Work to complete = Every line containing the word "image" needs to be found and copied.

═══ Records

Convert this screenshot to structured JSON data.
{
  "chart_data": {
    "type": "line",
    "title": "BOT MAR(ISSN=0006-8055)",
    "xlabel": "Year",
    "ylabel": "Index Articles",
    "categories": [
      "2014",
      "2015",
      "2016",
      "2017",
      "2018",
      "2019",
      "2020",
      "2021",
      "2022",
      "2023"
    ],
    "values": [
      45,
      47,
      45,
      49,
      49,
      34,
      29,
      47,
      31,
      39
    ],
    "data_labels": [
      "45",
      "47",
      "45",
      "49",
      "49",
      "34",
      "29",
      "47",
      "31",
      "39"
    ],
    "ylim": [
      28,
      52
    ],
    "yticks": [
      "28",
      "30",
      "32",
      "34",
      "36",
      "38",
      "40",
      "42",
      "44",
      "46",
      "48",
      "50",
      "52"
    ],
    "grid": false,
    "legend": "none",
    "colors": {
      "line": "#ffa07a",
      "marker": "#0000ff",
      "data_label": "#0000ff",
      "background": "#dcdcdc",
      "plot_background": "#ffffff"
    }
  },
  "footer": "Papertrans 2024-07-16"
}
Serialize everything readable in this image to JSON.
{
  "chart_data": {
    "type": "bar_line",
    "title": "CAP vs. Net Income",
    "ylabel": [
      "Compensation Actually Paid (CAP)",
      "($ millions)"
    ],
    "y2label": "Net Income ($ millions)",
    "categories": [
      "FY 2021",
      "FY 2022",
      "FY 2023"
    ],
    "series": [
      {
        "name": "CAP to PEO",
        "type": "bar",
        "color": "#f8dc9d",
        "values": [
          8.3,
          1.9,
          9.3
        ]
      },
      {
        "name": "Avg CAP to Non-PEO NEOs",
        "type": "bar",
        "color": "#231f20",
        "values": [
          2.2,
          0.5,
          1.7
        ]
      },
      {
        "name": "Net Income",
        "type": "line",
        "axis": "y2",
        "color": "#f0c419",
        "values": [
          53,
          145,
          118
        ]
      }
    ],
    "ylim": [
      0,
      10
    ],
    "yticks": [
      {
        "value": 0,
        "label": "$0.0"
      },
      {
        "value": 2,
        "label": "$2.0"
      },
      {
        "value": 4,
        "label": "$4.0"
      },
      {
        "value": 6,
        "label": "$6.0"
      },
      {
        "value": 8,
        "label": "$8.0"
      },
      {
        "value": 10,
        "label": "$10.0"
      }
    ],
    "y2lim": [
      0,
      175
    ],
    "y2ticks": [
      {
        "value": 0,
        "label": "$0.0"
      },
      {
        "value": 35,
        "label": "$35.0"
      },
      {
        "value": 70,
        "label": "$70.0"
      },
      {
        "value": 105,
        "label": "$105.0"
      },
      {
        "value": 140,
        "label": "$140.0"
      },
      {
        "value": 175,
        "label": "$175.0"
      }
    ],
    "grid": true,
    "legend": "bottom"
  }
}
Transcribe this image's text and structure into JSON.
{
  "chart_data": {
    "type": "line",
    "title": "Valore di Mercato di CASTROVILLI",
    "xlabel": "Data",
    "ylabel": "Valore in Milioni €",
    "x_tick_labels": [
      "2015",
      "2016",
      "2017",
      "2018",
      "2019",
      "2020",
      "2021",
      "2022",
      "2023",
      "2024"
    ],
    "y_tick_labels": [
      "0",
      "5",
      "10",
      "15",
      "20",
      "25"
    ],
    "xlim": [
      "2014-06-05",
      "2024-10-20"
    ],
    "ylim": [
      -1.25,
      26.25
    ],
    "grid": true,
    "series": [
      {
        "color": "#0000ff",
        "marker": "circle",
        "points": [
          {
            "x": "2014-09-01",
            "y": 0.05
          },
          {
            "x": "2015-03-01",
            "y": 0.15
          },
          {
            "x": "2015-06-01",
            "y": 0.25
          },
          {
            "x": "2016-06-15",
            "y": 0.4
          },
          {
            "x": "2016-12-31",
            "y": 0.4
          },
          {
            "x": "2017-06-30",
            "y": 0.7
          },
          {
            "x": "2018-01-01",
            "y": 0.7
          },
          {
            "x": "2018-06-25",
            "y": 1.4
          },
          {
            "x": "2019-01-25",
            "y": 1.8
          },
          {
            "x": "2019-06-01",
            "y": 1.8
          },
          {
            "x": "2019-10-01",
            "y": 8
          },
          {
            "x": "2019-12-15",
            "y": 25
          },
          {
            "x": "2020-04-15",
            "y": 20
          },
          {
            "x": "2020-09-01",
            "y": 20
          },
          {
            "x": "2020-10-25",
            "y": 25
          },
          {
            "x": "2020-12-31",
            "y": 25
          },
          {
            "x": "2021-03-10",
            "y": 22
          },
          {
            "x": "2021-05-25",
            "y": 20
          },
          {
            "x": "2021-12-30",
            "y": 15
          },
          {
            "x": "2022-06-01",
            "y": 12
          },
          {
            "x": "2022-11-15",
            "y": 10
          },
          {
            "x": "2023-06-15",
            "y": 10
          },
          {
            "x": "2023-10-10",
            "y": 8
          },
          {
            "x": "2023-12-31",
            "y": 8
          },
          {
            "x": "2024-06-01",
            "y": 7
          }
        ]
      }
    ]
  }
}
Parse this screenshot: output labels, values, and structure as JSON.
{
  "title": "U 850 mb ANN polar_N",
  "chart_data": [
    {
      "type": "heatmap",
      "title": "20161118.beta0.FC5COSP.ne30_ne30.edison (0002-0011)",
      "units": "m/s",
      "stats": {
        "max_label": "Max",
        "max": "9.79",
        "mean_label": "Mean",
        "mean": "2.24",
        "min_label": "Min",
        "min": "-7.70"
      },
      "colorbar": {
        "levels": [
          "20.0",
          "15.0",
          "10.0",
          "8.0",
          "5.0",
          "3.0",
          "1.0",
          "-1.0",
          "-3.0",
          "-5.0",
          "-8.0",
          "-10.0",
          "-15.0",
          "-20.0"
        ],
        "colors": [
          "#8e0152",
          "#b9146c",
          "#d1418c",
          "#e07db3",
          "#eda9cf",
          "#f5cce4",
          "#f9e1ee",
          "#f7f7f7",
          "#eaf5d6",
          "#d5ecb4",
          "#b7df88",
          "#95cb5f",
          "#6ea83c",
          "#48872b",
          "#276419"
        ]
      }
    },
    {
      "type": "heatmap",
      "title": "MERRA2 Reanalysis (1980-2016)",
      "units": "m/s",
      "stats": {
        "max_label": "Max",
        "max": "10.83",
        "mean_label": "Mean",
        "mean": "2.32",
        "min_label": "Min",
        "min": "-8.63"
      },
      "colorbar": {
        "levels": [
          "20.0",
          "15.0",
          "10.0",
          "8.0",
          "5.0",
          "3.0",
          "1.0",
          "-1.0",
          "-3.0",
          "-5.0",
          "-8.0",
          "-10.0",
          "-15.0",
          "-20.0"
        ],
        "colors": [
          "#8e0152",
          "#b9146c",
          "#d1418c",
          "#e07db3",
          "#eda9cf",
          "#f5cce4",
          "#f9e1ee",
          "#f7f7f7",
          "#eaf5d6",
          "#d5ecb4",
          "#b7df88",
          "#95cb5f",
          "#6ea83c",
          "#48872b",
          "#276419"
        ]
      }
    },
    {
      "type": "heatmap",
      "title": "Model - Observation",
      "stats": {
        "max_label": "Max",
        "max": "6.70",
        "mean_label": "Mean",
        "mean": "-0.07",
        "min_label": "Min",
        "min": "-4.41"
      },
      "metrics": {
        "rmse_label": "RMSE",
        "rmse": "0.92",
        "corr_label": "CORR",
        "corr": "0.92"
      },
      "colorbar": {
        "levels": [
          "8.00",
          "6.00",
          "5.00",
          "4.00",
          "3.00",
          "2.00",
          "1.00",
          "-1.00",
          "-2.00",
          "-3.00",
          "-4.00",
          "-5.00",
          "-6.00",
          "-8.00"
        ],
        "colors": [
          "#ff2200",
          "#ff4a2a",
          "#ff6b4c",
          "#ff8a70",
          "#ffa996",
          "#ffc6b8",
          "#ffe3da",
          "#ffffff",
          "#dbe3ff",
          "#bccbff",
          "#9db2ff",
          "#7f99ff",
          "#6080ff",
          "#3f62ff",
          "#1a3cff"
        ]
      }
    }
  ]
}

══════

Complete output =
Serialize everything readable in this image to JSON.
Transcribe this image's text and structure into JSON.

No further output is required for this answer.